• [Aim] From the listing below, copy every line with the word "screenshot".

• [Supplied material]
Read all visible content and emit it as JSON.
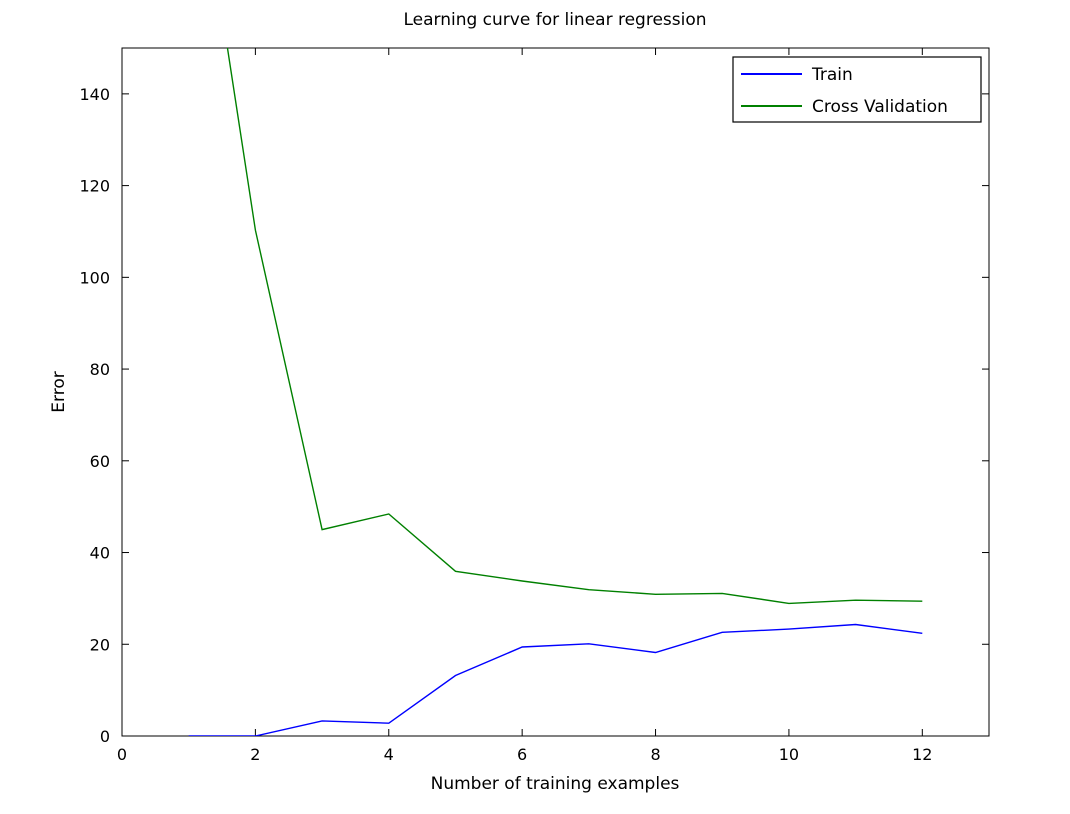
{
  "chart_data": {
    "type": "line",
    "title": "Learning curve for linear regression",
    "xlabel": "Number of training examples",
    "ylabel": "Error",
    "xlim": [
      0,
      13
    ],
    "ylim": [
      0,
      150
    ],
    "xticks": [
      0,
      2,
      4,
      6,
      8,
      10,
      12
    ],
    "yticks": [
      0,
      20,
      40,
      60,
      80,
      100,
      120,
      140
    ],
    "grid": false,
    "legend_position": "top-right",
    "x": [
      1,
      2,
      3,
      4,
      5,
      6,
      7,
      8,
      9,
      10,
      11,
      12
    ],
    "series": [
      {
        "name": "Train",
        "color": "#0000ff",
        "values": [
          0.0,
          0.0,
          3.3,
          2.8,
          13.2,
          19.4,
          20.1,
          18.2,
          22.6,
          23.3,
          24.3,
          22.4
        ]
      },
      {
        "name": "Cross Validation",
        "color": "#008000",
        "values": [
          205.1,
          110.3,
          45.0,
          48.4,
          35.9,
          33.8,
          31.9,
          30.9,
          31.1,
          28.9,
          29.6,
          29.4
        ]
      }
    ]
  }
}
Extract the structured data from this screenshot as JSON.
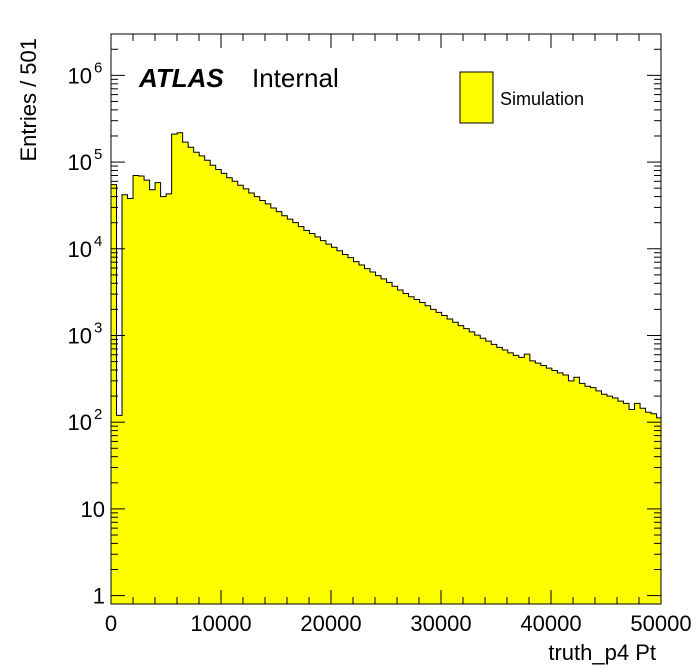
{
  "chart_data": {
    "type": "histogram",
    "xlabel": "truth_p4 Pt",
    "ylabel": "Entries / 501",
    "xlim": [
      0,
      50000
    ],
    "ylim": [
      0.8,
      3000000
    ],
    "y_scale": "log",
    "bin_width": 501,
    "x_ticks": [
      0,
      10000,
      20000,
      30000,
      40000,
      50000
    ],
    "x_tick_labels": [
      "0",
      "10000",
      "20000",
      "30000",
      "40000",
      "50000"
    ],
    "y_tick_labels": [
      {
        "value": 1,
        "base": "1",
        "exp": ""
      },
      {
        "value": 10,
        "base": "10",
        "exp": ""
      },
      {
        "value": 100,
        "base": "10",
        "exp": "2"
      },
      {
        "value": 1000,
        "base": "10",
        "exp": "3"
      },
      {
        "value": 10000,
        "base": "10",
        "exp": "4"
      },
      {
        "value": 100000,
        "base": "10",
        "exp": "5"
      },
      {
        "value": 1000000,
        "base": "10",
        "exp": "6"
      }
    ],
    "series": [
      {
        "name": "Simulation",
        "color": "#ffff00",
        "bin_edges_start": 0,
        "values": [
          55000,
          120,
          42000,
          38000,
          70000,
          69000,
          62000,
          48000,
          58000,
          40000,
          43000,
          210000,
          218000,
          170000,
          148000,
          130000,
          118000,
          105000,
          92000,
          82000,
          74000,
          66000,
          60000,
          54000,
          49000,
          44000,
          40000,
          36000,
          33000,
          29500,
          26800,
          24000,
          22000,
          20000,
          18000,
          16300,
          15000,
          13700,
          12400,
          11300,
          10400,
          9500,
          8600,
          7900,
          7100,
          6500,
          5900,
          5400,
          4900,
          4500,
          4100,
          3700,
          3350,
          3050,
          2800,
          2600,
          2400,
          2200,
          2000,
          1850,
          1700,
          1550,
          1420,
          1300,
          1200,
          1100,
          1010,
          930,
          860,
          790,
          730,
          680,
          630,
          590,
          560,
          610,
          510,
          480,
          450,
          420,
          395,
          370,
          350,
          300,
          330,
          280,
          260,
          250,
          230,
          210,
          200,
          190,
          175,
          165,
          140,
          165,
          145,
          130,
          125,
          112,
          135,
          102,
          110,
          97,
          108,
          98,
          88,
          85,
          77,
          80,
          72,
          78,
          68,
          74
        ]
      }
    ]
  },
  "labels": {
    "atlas": "ATLAS",
    "internal": "Internal",
    "legend": "Simulation"
  },
  "colors": {
    "fill": "#ffff00",
    "line": "#000000",
    "background": "#ffffff"
  }
}
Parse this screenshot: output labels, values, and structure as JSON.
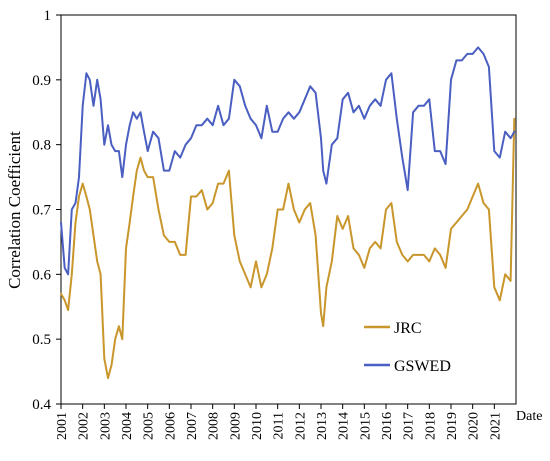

• [Complete response]
Extract the structured data from this screenshot as JSON.
Parse this screenshot: output labels, values, and structure as JSON.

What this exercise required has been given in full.